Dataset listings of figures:
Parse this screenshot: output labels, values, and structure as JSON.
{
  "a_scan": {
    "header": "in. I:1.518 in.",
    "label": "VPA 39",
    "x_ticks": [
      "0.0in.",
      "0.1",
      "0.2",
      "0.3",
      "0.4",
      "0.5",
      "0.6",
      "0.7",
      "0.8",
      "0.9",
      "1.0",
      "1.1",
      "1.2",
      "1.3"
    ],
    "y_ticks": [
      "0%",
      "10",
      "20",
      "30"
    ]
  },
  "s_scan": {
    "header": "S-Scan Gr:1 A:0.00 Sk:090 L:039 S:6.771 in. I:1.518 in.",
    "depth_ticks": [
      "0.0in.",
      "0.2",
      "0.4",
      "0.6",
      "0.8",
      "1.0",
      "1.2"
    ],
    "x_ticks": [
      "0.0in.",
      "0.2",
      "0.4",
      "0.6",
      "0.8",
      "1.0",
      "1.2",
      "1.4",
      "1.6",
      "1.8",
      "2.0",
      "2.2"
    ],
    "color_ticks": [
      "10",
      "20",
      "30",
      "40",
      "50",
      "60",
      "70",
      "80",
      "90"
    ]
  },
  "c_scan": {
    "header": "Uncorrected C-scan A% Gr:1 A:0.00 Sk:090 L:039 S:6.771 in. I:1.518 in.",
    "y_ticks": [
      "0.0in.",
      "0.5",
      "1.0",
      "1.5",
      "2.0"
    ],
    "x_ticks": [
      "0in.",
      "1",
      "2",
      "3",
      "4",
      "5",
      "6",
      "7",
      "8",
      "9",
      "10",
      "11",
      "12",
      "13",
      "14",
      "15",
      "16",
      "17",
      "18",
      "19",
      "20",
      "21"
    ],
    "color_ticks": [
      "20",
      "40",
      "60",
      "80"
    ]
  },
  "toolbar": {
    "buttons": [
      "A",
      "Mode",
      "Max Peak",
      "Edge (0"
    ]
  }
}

» Aim of the task: Copy out every line of the listing that includes the string "header".

» Finished task:
    "header": "in. I:1.518 in.",
    "header": "S-Scan Gr:1 A:0.00 Sk:090 L:039 S:6.771 in. I:1.518 in.",
    "header": "Uncorrected C-scan A% Gr:1 A:0.00 Sk:090 L:039 S:6.771 in. I:1.518 in.",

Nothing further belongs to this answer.